# [WHAT YOU ARE ASKED TO DO]
Leave out the pictures and copy everything else below exactly.

* Start STORED RECORDS *

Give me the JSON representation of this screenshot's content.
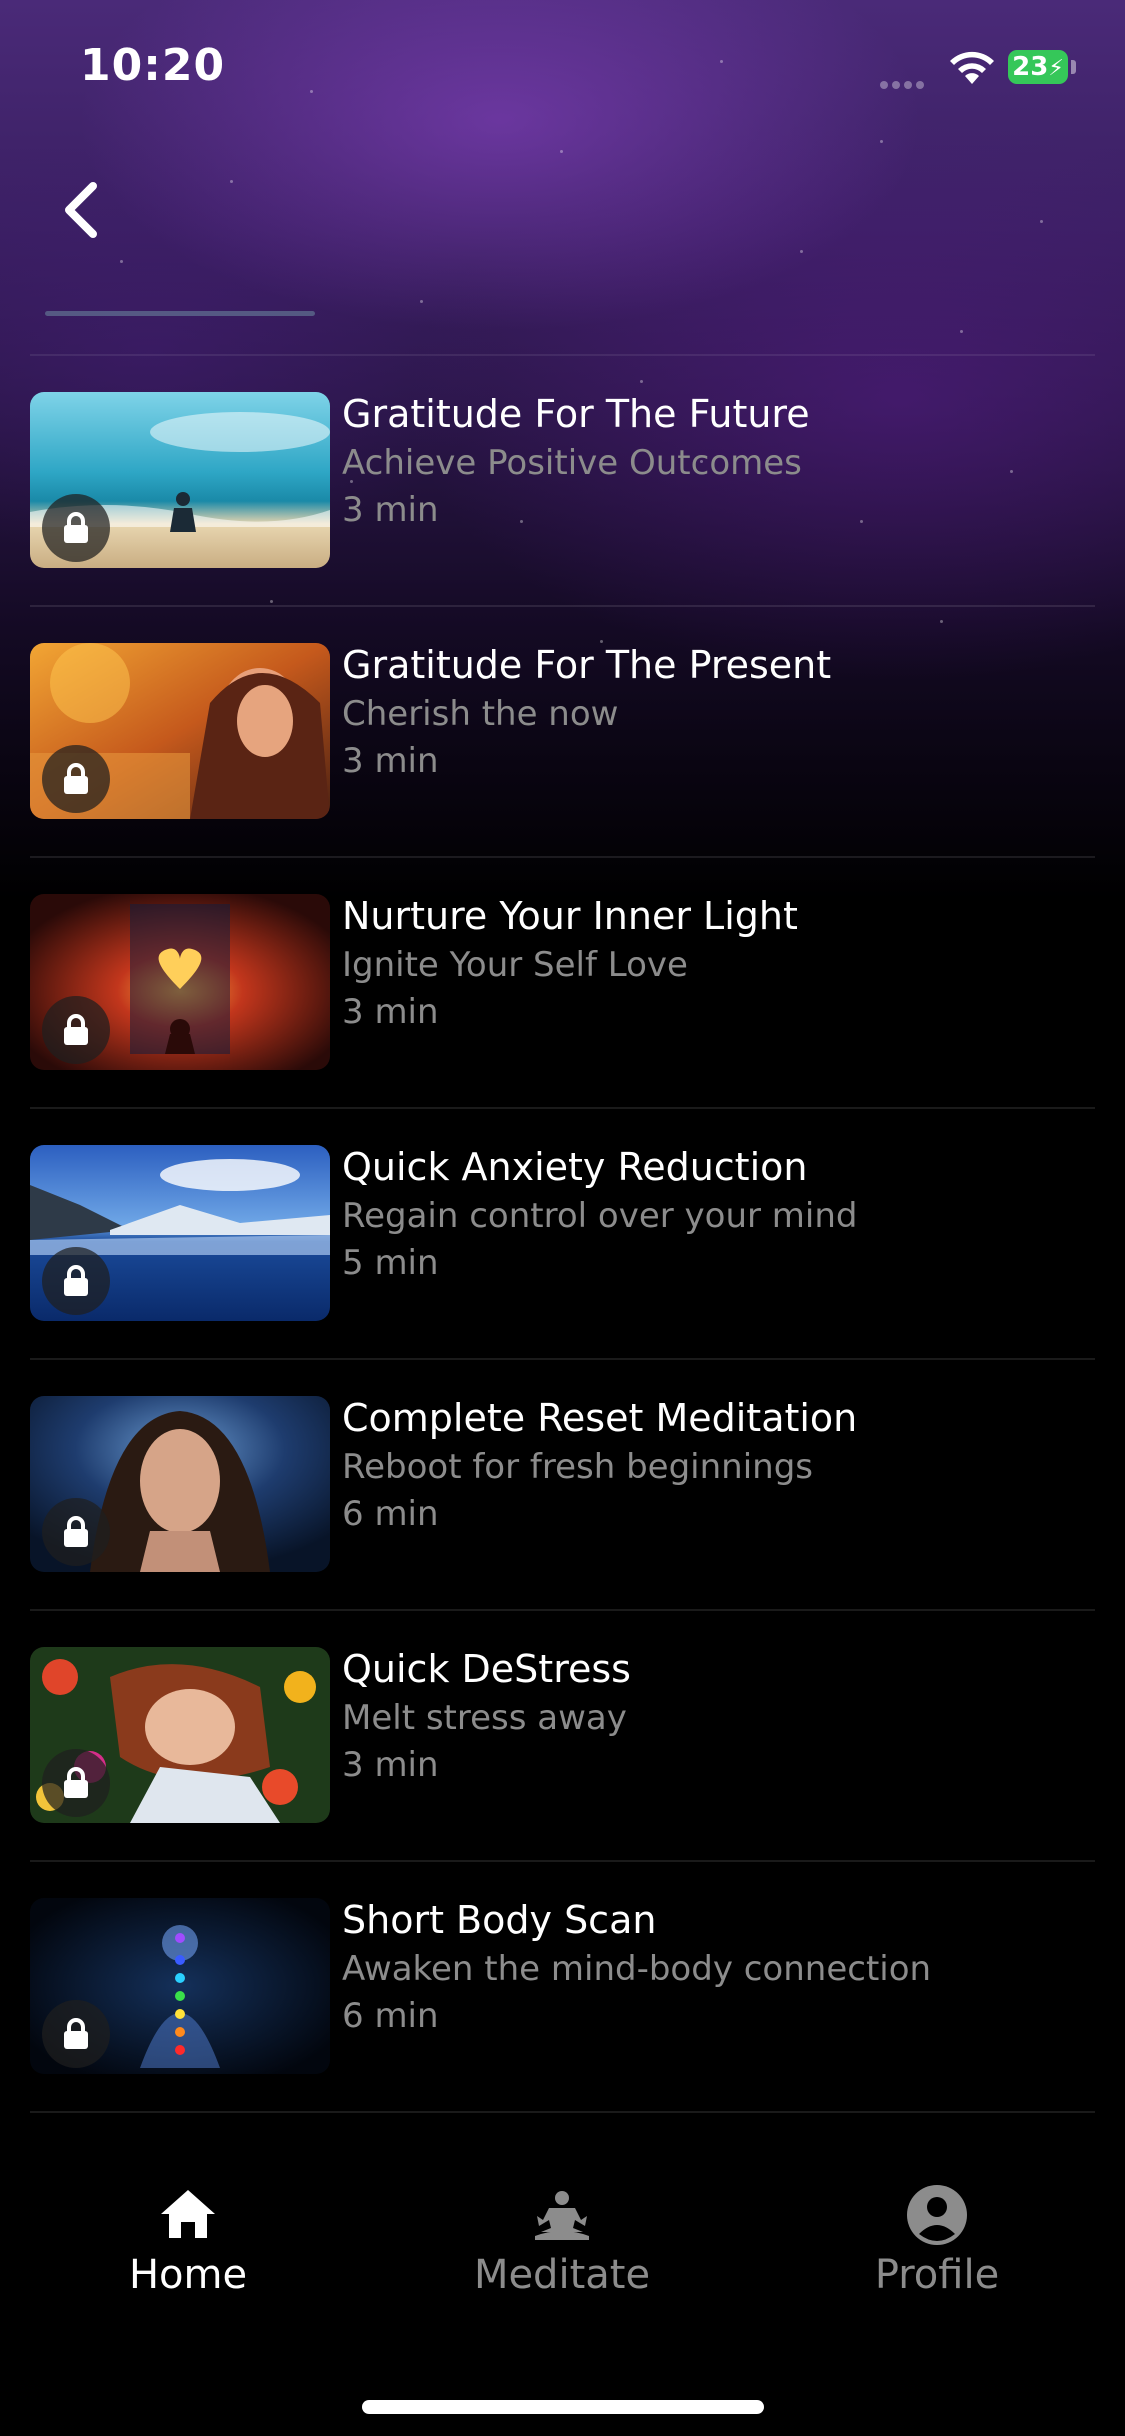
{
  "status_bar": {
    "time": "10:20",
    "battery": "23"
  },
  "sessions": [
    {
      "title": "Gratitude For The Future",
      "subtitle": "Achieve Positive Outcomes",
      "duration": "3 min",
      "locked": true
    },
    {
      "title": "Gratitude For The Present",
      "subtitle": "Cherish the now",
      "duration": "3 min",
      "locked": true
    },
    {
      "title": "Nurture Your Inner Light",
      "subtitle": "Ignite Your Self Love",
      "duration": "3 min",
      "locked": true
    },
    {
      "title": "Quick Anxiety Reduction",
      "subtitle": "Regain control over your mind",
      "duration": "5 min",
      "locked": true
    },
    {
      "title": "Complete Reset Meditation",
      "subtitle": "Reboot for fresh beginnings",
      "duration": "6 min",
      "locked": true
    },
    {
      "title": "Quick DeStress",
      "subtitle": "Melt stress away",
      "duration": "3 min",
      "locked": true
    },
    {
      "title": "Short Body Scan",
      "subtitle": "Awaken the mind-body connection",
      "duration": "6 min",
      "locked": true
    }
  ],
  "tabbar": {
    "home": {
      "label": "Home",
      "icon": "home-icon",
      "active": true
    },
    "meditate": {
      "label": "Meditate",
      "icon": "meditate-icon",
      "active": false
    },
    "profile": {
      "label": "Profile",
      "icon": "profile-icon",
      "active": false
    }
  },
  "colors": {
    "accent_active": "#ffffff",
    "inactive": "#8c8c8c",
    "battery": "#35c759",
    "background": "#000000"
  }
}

* End STORED RECORDS *

# [TASK OUTPUT]
Give me the JSON representation of this screenshot's content.
{
  "status_bar": {
    "time": "10:20",
    "battery": "23"
  },
  "sessions": [
    {
      "title": "Gratitude For The Future",
      "subtitle": "Achieve Positive Outcomes",
      "duration": "3 min",
      "locked": true
    },
    {
      "title": "Gratitude For The Present",
      "subtitle": "Cherish the now",
      "duration": "3 min",
      "locked": true
    },
    {
      "title": "Nurture Your Inner Light",
      "subtitle": "Ignite Your Self Love",
      "duration": "3 min",
      "locked": true
    },
    {
      "title": "Quick Anxiety Reduction",
      "subtitle": "Regain control over your mind",
      "duration": "5 min",
      "locked": true
    },
    {
      "title": "Complete Reset Meditation",
      "subtitle": "Reboot for fresh beginnings",
      "duration": "6 min",
      "locked": true
    },
    {
      "title": "Quick DeStress",
      "subtitle": "Melt stress away",
      "duration": "3 min",
      "locked": true
    },
    {
      "title": "Short Body Scan",
      "subtitle": "Awaken the mind-body connection",
      "duration": "6 min",
      "locked": true
    }
  ],
  "tabbar": {
    "home": {
      "label": "Home",
      "icon": "home-icon",
      "active": true
    },
    "meditate": {
      "label": "Meditate",
      "icon": "meditate-icon",
      "active": false
    },
    "profile": {
      "label": "Profile",
      "icon": "profile-icon",
      "active": false
    }
  },
  "colors": {
    "accent_active": "#ffffff",
    "inactive": "#8c8c8c",
    "battery": "#35c759",
    "background": "#000000"
  }
}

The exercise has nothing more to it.